Exercise data START
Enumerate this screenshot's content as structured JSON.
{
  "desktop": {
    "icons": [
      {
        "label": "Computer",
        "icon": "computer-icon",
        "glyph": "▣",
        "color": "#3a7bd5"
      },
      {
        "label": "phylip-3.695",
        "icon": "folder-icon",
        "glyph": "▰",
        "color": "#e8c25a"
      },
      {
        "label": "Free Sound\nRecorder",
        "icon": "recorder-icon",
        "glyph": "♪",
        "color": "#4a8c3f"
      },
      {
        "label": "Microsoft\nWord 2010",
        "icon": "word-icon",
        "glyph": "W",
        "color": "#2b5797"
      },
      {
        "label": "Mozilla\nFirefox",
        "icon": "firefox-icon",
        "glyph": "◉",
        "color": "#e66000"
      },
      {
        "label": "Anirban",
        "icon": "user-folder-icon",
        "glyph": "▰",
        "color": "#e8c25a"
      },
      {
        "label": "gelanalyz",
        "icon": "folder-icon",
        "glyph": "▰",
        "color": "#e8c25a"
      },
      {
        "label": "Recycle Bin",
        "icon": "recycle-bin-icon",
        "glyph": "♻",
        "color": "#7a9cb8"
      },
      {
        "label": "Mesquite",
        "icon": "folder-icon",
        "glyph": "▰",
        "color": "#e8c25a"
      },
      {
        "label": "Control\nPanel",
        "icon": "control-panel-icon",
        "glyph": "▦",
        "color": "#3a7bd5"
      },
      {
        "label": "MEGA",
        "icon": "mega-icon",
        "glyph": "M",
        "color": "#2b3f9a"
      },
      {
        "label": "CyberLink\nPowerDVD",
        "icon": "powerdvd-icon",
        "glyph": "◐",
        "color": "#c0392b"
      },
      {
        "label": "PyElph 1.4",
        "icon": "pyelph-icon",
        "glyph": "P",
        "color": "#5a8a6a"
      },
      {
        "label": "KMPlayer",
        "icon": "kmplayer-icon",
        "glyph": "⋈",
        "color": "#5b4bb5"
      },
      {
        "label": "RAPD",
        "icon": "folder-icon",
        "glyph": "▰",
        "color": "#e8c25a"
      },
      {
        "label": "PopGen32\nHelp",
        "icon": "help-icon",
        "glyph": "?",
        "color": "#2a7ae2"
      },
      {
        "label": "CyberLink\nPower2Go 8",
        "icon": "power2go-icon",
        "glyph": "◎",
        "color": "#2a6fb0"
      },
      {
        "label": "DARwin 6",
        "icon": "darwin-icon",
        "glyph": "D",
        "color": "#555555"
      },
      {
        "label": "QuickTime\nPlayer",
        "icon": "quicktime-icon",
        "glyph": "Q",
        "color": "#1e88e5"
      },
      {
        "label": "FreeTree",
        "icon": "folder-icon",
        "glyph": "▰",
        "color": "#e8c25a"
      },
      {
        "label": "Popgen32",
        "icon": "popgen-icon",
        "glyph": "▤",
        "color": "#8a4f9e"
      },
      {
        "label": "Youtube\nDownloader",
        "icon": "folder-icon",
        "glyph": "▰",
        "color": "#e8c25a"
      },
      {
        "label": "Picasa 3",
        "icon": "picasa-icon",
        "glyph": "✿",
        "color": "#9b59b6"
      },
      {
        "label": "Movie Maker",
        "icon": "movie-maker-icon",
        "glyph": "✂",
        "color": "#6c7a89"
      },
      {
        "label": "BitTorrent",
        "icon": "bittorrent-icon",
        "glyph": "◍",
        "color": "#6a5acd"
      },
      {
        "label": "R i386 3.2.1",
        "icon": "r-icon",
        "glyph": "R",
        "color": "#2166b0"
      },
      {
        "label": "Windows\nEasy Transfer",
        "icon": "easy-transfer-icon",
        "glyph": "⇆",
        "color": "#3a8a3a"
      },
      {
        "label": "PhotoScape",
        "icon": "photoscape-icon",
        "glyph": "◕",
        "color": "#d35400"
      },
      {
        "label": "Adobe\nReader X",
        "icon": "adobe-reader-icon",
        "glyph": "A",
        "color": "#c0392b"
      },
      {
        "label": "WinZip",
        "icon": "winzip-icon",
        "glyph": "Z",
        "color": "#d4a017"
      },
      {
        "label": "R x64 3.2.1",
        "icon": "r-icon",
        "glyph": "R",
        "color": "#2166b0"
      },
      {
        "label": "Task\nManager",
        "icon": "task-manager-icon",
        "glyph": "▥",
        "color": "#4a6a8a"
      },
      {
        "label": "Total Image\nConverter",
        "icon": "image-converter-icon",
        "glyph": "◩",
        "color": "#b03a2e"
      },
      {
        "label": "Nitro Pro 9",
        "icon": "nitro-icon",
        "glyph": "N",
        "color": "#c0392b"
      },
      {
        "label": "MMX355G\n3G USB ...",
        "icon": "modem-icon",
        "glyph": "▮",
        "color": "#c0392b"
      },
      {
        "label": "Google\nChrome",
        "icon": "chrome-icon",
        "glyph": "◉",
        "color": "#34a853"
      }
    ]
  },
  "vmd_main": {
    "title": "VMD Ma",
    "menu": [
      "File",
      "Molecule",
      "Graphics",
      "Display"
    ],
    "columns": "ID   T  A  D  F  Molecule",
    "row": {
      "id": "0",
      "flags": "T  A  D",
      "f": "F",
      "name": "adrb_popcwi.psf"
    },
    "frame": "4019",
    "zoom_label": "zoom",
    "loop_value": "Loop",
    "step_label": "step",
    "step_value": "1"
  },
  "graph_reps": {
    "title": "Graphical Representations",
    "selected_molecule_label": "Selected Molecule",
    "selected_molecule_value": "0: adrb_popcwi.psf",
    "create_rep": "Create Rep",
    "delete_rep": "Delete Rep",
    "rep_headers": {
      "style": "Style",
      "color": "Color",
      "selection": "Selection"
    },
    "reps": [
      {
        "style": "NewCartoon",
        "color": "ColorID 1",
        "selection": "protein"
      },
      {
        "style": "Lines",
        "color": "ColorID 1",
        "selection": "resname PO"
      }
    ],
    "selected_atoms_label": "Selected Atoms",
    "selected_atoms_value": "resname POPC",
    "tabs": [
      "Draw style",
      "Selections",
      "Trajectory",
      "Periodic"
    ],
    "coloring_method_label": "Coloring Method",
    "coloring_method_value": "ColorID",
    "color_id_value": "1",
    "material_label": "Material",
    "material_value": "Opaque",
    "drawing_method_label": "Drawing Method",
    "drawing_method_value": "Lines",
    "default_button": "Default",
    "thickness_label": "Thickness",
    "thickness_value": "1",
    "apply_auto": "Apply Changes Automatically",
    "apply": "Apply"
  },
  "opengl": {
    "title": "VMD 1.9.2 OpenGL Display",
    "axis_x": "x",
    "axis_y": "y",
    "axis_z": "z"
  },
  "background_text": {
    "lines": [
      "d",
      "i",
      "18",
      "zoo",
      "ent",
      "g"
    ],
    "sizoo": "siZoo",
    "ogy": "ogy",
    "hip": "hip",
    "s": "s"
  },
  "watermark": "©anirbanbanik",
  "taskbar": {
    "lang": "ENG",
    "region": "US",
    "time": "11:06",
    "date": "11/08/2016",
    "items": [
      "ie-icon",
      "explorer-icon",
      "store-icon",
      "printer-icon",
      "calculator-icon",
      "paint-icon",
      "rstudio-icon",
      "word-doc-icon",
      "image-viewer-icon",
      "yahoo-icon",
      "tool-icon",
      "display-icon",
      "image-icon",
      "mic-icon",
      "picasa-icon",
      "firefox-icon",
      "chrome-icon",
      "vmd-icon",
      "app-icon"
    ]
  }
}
Exercise data END
Please print the records above exactly, leaving nothing out.

Enumerate this screenshot's content as structured JSON.
{
  "desktop": {
    "icons": [
      {
        "label": "Computer",
        "icon": "computer-icon",
        "glyph": "▣",
        "color": "#3a7bd5"
      },
      {
        "label": "phylip-3.695",
        "icon": "folder-icon",
        "glyph": "▰",
        "color": "#e8c25a"
      },
      {
        "label": "Free Sound\nRecorder",
        "icon": "recorder-icon",
        "glyph": "♪",
        "color": "#4a8c3f"
      },
      {
        "label": "Microsoft\nWord 2010",
        "icon": "word-icon",
        "glyph": "W",
        "color": "#2b5797"
      },
      {
        "label": "Mozilla\nFirefox",
        "icon": "firefox-icon",
        "glyph": "◉",
        "color": "#e66000"
      },
      {
        "label": "Anirban",
        "icon": "user-folder-icon",
        "glyph": "▰",
        "color": "#e8c25a"
      },
      {
        "label": "gelanalyz",
        "icon": "folder-icon",
        "glyph": "▰",
        "color": "#e8c25a"
      },
      {
        "label": "Recycle Bin",
        "icon": "recycle-bin-icon",
        "glyph": "♻",
        "color": "#7a9cb8"
      },
      {
        "label": "Mesquite",
        "icon": "folder-icon",
        "glyph": "▰",
        "color": "#e8c25a"
      },
      {
        "label": "Control\nPanel",
        "icon": "control-panel-icon",
        "glyph": "▦",
        "color": "#3a7bd5"
      },
      {
        "label": "MEGA",
        "icon": "mega-icon",
        "glyph": "M",
        "color": "#2b3f9a"
      },
      {
        "label": "CyberLink\nPowerDVD",
        "icon": "powerdvd-icon",
        "glyph": "◐",
        "color": "#c0392b"
      },
      {
        "label": "PyElph 1.4",
        "icon": "pyelph-icon",
        "glyph": "P",
        "color": "#5a8a6a"
      },
      {
        "label": "KMPlayer",
        "icon": "kmplayer-icon",
        "glyph": "⋈",
        "color": "#5b4bb5"
      },
      {
        "label": "RAPD",
        "icon": "folder-icon",
        "glyph": "▰",
        "color": "#e8c25a"
      },
      {
        "label": "PopGen32\nHelp",
        "icon": "help-icon",
        "glyph": "?",
        "color": "#2a7ae2"
      },
      {
        "label": "CyberLink\nPower2Go 8",
        "icon": "power2go-icon",
        "glyph": "◎",
        "color": "#2a6fb0"
      },
      {
        "label": "DARwin 6",
        "icon": "darwin-icon",
        "glyph": "D",
        "color": "#555555"
      },
      {
        "label": "QuickTime\nPlayer",
        "icon": "quicktime-icon",
        "glyph": "Q",
        "color": "#1e88e5"
      },
      {
        "label": "FreeTree",
        "icon": "folder-icon",
        "glyph": "▰",
        "color": "#e8c25a"
      },
      {
        "label": "Popgen32",
        "icon": "popgen-icon",
        "glyph": "▤",
        "color": "#8a4f9e"
      },
      {
        "label": "Youtube\nDownloader",
        "icon": "folder-icon",
        "glyph": "▰",
        "color": "#e8c25a"
      },
      {
        "label": "Picasa 3",
        "icon": "picasa-icon",
        "glyph": "✿",
        "color": "#9b59b6"
      },
      {
        "label": "Movie Maker",
        "icon": "movie-maker-icon",
        "glyph": "✂",
        "color": "#6c7a89"
      },
      {
        "label": "BitTorrent",
        "icon": "bittorrent-icon",
        "glyph": "◍",
        "color": "#6a5acd"
      },
      {
        "label": "R i386 3.2.1",
        "icon": "r-icon",
        "glyph": "R",
        "color": "#2166b0"
      },
      {
        "label": "Windows\nEasy Transfer",
        "icon": "easy-transfer-icon",
        "glyph": "⇆",
        "color": "#3a8a3a"
      },
      {
        "label": "PhotoScape",
        "icon": "photoscape-icon",
        "glyph": "◕",
        "color": "#d35400"
      },
      {
        "label": "Adobe\nReader X",
        "icon": "adobe-reader-icon",
        "glyph": "A",
        "color": "#c0392b"
      },
      {
        "label": "WinZip",
        "icon": "winzip-icon",
        "glyph": "Z",
        "color": "#d4a017"
      },
      {
        "label": "R x64 3.2.1",
        "icon": "r-icon",
        "glyph": "R",
        "color": "#2166b0"
      },
      {
        "label": "Task\nManager",
        "icon": "task-manager-icon",
        "glyph": "▥",
        "color": "#4a6a8a"
      },
      {
        "label": "Total Image\nConverter",
        "icon": "image-converter-icon",
        "glyph": "◩",
        "color": "#b03a2e"
      },
      {
        "label": "Nitro Pro 9",
        "icon": "nitro-icon",
        "glyph": "N",
        "color": "#c0392b"
      },
      {
        "label": "MMX355G\n3G USB ...",
        "icon": "modem-icon",
        "glyph": "▮",
        "color": "#c0392b"
      },
      {
        "label": "Google\nChrome",
        "icon": "chrome-icon",
        "glyph": "◉",
        "color": "#34a853"
      }
    ]
  },
  "vmd_main": {
    "title": "VMD Ma",
    "menu": [
      "File",
      "Molecule",
      "Graphics",
      "Display"
    ],
    "columns": "ID   T  A  D  F  Molecule",
    "row": {
      "id": "0",
      "flags": "T  A  D",
      "f": "F",
      "name": "adrb_popcwi.psf"
    },
    "frame": "4019",
    "zoom_label": "zoom",
    "loop_value": "Loop",
    "step_label": "step",
    "step_value": "1"
  },
  "graph_reps": {
    "title": "Graphical Representations",
    "selected_molecule_label": "Selected Molecule",
    "selected_molecule_value": "0: adrb_popcwi.psf",
    "create_rep": "Create Rep",
    "delete_rep": "Delete Rep",
    "rep_headers": {
      "style": "Style",
      "color": "Color",
      "selection": "Selection"
    },
    "reps": [
      {
        "style": "NewCartoon",
        "color": "ColorID 1",
        "selection": "protein"
      },
      {
        "style": "Lines",
        "color": "ColorID 1",
        "selection": "resname PO"
      }
    ],
    "selected_atoms_label": "Selected Atoms",
    "selected_atoms_value": "resname POPC",
    "tabs": [
      "Draw style",
      "Selections",
      "Trajectory",
      "Periodic"
    ],
    "coloring_method_label": "Coloring Method",
    "coloring_method_value": "ColorID",
    "color_id_value": "1",
    "material_label": "Material",
    "material_value": "Opaque",
    "drawing_method_label": "Drawing Method",
    "drawing_method_value": "Lines",
    "default_button": "Default",
    "thickness_label": "Thickness",
    "thickness_value": "1",
    "apply_auto": "Apply Changes Automatically",
    "apply": "Apply"
  },
  "opengl": {
    "title": "VMD 1.9.2 OpenGL Display",
    "axis_x": "x",
    "axis_y": "y",
    "axis_z": "z"
  },
  "background_text": {
    "lines": [
      "d",
      "i",
      "18",
      "zoo",
      "ent",
      "g"
    ],
    "sizoo": "siZoo",
    "ogy": "ogy",
    "hip": "hip",
    "s": "s"
  },
  "watermark": "©anirbanbanik",
  "taskbar": {
    "lang": "ENG",
    "region": "US",
    "time": "11:06",
    "date": "11/08/2016",
    "items": [
      "ie-icon",
      "explorer-icon",
      "store-icon",
      "printer-icon",
      "calculator-icon",
      "paint-icon",
      "rstudio-icon",
      "word-doc-icon",
      "image-viewer-icon",
      "yahoo-icon",
      "tool-icon",
      "display-icon",
      "image-icon",
      "mic-icon",
      "picasa-icon",
      "firefox-icon",
      "chrome-icon",
      "vmd-icon",
      "app-icon"
    ]
  }
}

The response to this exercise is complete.